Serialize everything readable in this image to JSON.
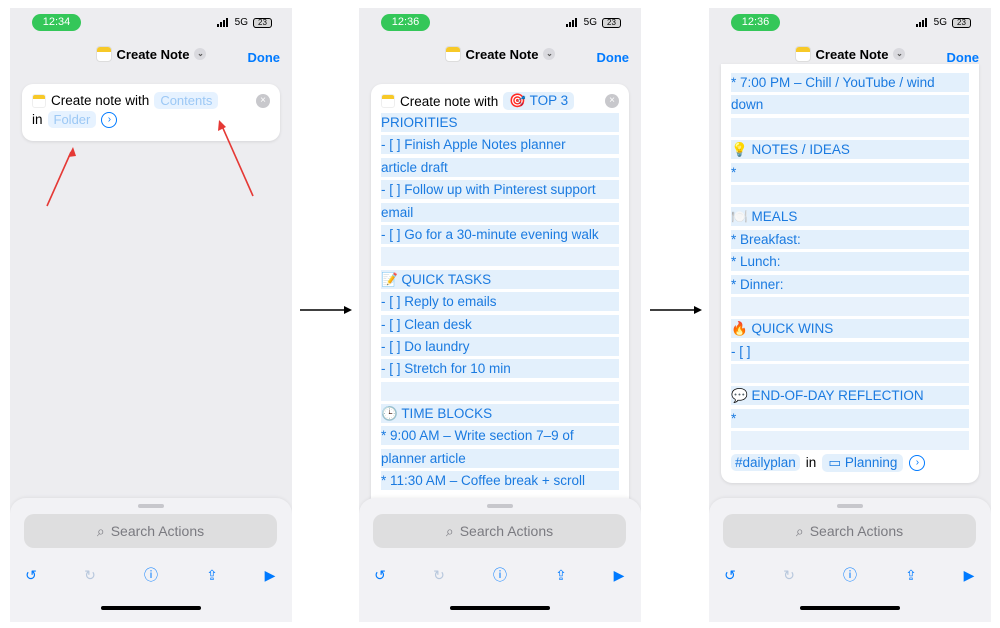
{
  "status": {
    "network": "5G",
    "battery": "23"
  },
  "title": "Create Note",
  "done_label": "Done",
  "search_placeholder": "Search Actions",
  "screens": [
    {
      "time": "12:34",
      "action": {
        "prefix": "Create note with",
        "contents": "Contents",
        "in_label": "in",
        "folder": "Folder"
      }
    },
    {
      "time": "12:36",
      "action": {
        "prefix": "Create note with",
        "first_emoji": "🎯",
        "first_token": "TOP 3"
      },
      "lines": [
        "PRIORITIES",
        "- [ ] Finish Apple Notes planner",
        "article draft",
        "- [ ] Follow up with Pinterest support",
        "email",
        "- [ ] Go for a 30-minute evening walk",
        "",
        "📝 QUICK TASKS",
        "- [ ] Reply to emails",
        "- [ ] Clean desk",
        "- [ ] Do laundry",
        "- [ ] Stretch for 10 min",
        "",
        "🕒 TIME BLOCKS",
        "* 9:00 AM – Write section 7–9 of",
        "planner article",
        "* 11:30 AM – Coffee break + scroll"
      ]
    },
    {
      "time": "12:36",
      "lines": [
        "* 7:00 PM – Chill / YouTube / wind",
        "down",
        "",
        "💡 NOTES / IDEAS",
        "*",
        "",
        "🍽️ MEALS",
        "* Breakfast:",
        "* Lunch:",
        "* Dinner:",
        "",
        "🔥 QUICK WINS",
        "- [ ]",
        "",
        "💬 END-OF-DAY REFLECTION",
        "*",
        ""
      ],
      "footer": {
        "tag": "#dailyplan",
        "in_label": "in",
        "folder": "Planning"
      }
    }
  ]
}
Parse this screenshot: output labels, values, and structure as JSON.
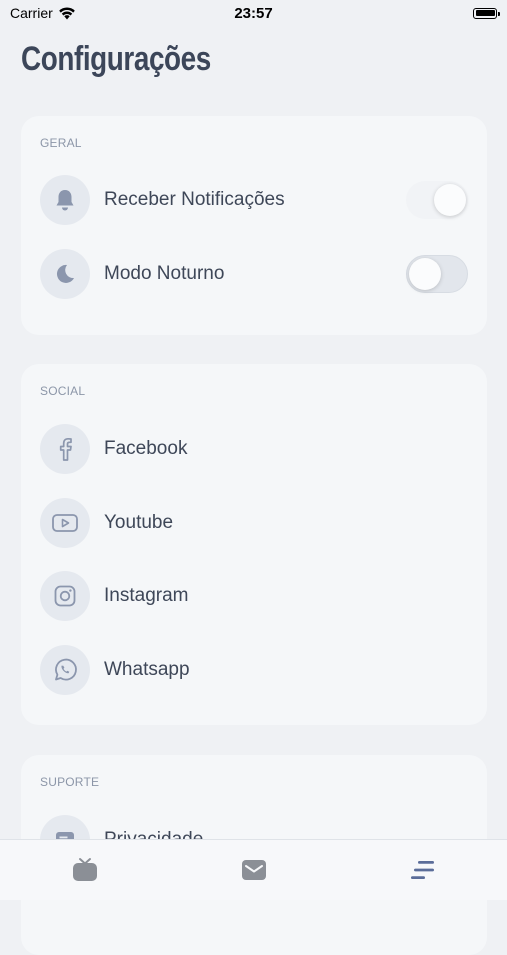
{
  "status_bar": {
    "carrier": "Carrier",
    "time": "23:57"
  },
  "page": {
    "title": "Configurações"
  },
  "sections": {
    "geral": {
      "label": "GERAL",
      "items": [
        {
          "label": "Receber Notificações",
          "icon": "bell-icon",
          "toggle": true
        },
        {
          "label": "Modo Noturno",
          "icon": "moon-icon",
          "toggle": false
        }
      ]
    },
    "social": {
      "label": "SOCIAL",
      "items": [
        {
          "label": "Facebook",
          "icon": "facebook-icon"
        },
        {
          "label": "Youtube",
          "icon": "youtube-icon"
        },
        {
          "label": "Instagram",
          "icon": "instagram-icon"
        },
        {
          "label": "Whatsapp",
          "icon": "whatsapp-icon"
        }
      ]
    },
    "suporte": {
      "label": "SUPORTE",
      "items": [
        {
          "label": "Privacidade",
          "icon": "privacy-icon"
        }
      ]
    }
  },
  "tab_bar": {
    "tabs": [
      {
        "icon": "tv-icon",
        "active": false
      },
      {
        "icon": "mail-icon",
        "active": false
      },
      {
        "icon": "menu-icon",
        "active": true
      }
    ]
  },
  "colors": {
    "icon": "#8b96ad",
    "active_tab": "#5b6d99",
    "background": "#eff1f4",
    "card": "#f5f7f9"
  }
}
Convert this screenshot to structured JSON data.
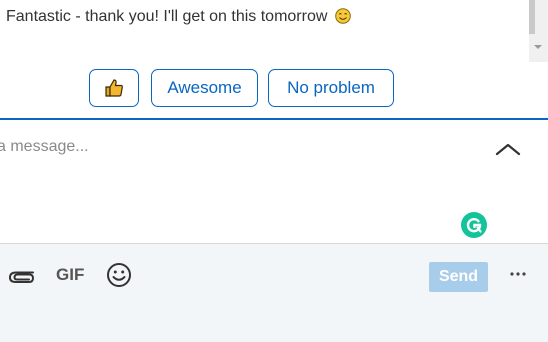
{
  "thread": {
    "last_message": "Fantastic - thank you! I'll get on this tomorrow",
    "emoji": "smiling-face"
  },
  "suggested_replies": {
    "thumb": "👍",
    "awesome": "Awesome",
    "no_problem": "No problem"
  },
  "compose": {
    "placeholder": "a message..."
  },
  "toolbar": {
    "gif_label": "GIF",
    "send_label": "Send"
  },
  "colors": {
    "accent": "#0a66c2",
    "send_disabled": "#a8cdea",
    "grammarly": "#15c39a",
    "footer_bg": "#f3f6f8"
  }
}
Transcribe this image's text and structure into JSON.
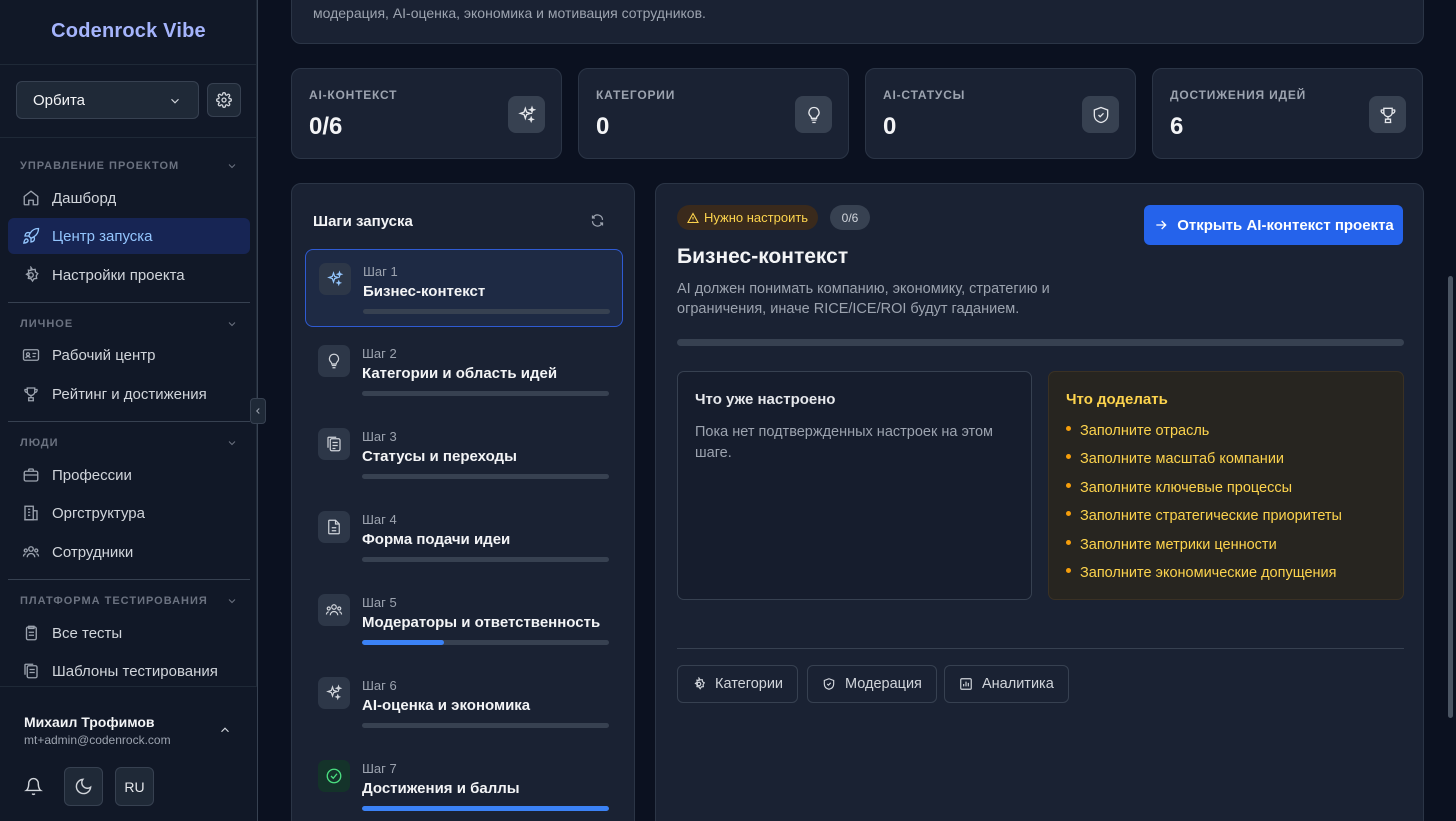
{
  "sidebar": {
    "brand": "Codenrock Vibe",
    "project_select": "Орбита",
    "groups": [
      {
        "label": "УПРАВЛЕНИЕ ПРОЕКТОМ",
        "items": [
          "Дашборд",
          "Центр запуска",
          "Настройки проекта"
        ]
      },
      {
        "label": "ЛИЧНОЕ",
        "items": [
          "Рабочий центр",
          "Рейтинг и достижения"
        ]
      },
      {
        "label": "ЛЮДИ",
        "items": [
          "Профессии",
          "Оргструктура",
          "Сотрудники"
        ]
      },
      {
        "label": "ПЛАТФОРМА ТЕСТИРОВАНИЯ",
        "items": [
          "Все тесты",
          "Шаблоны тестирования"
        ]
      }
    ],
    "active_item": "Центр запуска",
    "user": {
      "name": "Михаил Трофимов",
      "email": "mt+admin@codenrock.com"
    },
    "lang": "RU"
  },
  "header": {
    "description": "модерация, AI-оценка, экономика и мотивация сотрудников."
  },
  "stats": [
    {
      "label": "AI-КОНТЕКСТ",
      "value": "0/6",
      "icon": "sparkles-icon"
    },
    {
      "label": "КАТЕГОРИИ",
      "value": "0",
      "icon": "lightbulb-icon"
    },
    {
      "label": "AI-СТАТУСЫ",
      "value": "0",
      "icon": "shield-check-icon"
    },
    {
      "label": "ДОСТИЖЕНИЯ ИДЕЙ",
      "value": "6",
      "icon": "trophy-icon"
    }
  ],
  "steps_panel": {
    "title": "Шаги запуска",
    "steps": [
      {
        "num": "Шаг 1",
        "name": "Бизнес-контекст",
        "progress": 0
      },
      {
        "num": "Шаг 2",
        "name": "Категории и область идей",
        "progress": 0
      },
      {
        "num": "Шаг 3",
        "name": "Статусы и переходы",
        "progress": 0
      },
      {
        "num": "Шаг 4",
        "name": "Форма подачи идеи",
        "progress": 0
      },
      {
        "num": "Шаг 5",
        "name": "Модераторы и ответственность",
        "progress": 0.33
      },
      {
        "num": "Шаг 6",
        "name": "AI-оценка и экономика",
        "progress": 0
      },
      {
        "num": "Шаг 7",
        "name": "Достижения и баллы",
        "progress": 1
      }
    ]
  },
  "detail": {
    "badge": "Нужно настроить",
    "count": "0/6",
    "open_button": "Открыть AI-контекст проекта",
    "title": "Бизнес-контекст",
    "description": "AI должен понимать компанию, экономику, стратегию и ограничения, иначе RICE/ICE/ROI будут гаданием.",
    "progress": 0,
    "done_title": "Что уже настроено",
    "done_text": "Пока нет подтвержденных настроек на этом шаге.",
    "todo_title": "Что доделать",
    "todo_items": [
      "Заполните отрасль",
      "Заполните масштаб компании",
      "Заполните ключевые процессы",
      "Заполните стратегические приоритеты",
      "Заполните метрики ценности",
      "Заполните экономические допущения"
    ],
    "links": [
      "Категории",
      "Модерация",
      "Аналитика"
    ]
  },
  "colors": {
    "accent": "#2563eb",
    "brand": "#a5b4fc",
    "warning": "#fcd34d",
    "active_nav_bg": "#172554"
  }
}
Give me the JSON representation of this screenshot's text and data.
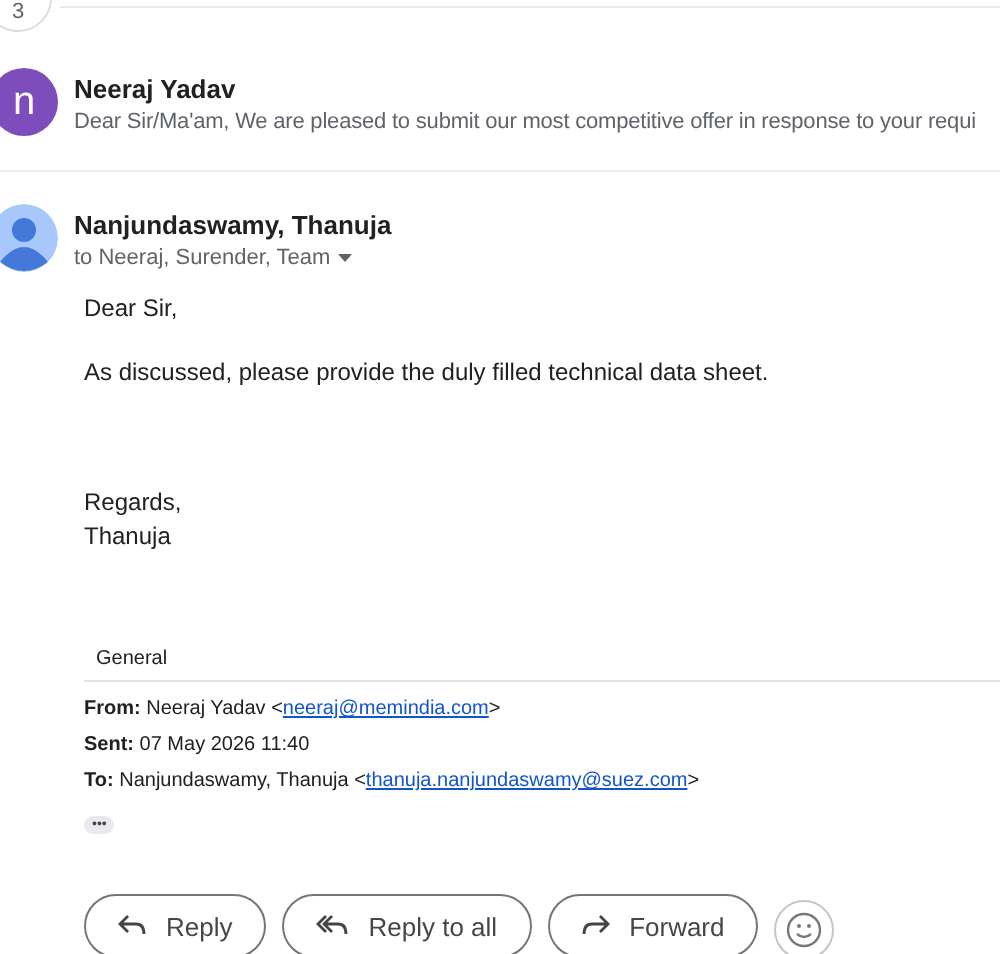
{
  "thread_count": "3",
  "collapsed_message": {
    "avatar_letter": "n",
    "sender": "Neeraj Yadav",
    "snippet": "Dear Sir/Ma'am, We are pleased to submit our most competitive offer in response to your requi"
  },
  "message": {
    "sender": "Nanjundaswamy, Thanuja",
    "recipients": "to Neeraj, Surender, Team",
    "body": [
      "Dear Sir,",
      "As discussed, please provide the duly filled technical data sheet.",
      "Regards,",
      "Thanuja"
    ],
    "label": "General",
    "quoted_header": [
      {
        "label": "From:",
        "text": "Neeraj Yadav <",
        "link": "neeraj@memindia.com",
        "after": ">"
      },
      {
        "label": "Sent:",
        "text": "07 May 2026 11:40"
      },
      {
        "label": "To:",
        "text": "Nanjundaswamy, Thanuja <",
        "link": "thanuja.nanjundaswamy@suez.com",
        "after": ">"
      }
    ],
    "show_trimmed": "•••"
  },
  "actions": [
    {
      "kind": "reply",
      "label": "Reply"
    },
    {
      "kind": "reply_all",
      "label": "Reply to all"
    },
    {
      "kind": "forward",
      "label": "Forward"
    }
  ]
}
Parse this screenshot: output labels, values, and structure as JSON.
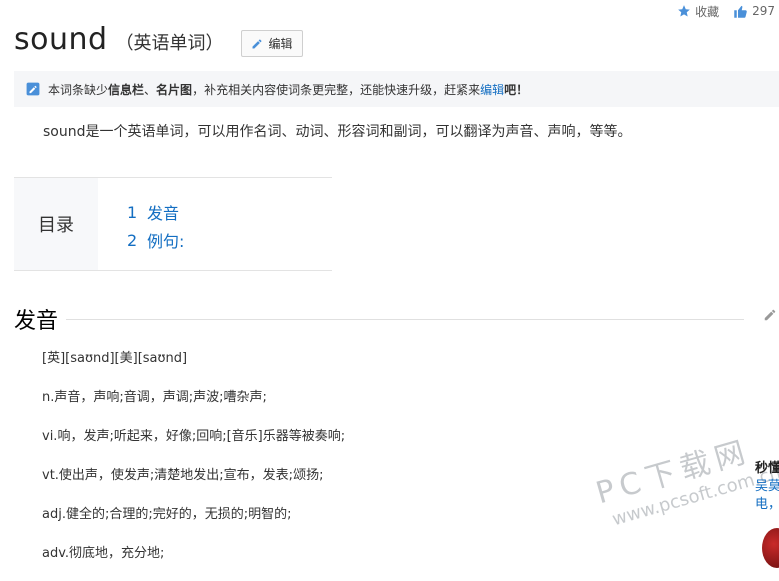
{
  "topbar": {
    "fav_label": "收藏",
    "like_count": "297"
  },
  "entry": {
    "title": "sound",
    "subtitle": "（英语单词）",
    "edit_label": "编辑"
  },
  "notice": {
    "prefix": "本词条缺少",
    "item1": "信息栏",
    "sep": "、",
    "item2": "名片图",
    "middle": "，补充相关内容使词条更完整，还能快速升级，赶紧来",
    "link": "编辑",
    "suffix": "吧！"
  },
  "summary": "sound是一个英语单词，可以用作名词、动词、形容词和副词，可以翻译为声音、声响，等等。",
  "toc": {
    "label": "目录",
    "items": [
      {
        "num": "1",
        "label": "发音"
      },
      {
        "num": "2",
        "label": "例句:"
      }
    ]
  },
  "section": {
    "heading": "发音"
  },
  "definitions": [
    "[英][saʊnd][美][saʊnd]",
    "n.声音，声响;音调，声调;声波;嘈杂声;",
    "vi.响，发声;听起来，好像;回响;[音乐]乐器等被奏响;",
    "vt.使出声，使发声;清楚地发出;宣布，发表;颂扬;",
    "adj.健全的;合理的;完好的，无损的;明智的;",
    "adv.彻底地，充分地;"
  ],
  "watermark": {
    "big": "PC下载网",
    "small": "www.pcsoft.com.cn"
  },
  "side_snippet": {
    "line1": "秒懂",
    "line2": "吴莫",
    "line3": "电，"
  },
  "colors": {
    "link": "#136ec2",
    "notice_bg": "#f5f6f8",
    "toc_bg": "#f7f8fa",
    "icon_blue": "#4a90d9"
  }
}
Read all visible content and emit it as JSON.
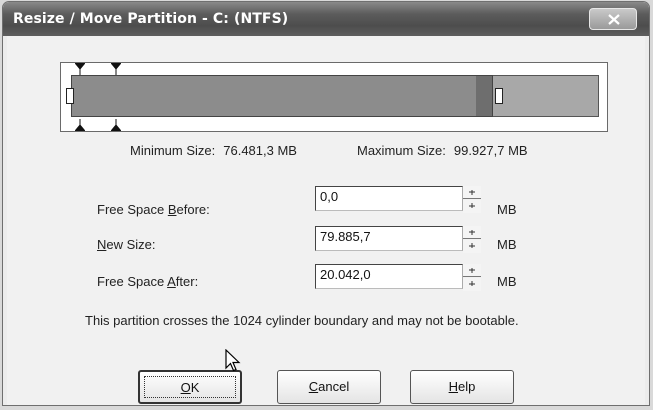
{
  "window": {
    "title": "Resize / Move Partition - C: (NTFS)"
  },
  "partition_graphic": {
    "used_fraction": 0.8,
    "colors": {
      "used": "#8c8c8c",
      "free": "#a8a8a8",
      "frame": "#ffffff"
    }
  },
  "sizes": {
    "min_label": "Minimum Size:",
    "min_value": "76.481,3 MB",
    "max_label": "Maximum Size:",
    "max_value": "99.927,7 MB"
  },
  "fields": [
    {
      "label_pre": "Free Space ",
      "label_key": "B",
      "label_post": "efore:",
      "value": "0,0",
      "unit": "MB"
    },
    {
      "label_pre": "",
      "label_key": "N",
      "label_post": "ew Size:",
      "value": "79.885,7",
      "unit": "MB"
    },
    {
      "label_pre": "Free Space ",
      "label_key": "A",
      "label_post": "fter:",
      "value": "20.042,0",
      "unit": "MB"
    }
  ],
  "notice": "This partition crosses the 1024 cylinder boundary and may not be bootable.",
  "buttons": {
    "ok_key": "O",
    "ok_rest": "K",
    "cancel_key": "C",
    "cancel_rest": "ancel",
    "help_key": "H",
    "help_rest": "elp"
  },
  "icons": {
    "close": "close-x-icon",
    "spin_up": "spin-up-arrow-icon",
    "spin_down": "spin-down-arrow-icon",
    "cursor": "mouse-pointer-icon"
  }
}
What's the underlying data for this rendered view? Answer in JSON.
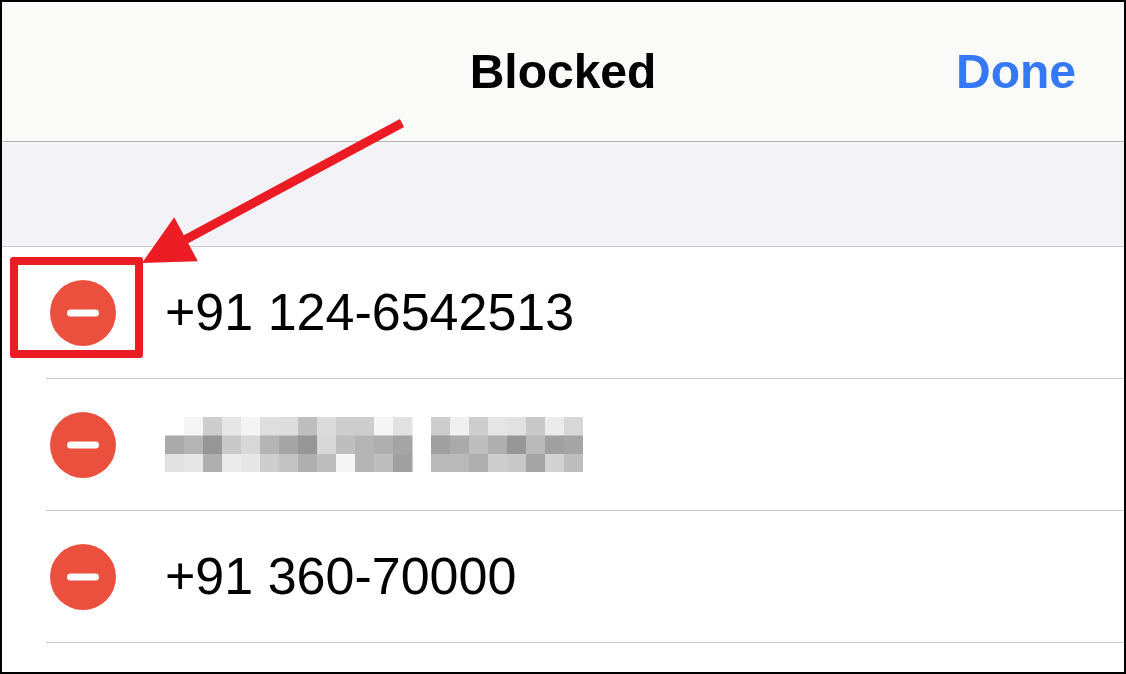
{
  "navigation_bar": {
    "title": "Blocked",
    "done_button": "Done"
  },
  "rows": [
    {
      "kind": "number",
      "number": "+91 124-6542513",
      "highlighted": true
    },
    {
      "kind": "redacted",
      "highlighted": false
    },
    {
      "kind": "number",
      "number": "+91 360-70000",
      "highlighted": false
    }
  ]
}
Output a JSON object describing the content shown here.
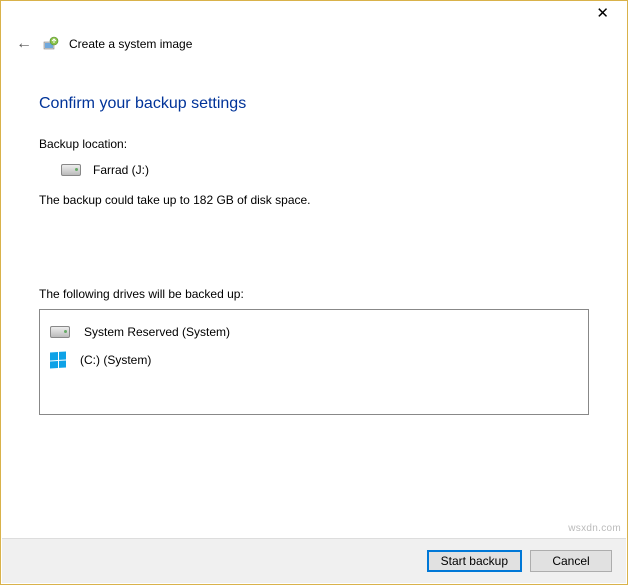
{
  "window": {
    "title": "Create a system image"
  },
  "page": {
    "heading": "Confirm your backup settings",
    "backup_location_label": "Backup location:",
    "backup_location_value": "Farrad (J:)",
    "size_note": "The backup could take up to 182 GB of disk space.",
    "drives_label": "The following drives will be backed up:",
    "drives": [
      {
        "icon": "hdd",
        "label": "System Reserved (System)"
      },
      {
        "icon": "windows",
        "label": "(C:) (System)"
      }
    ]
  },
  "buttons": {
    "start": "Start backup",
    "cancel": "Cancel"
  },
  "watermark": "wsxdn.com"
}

_____

Task prompt —
Show the lines of the records that include the string "screenshot".

Exercise solution —
Parse this screenshot: output labels, values, and structure as JSON.
Convert this screenshot to structured JSON data.
Give me the JSON representation of this screenshot's text and data.
Parse this screenshot: output labels, values, and structure as JSON.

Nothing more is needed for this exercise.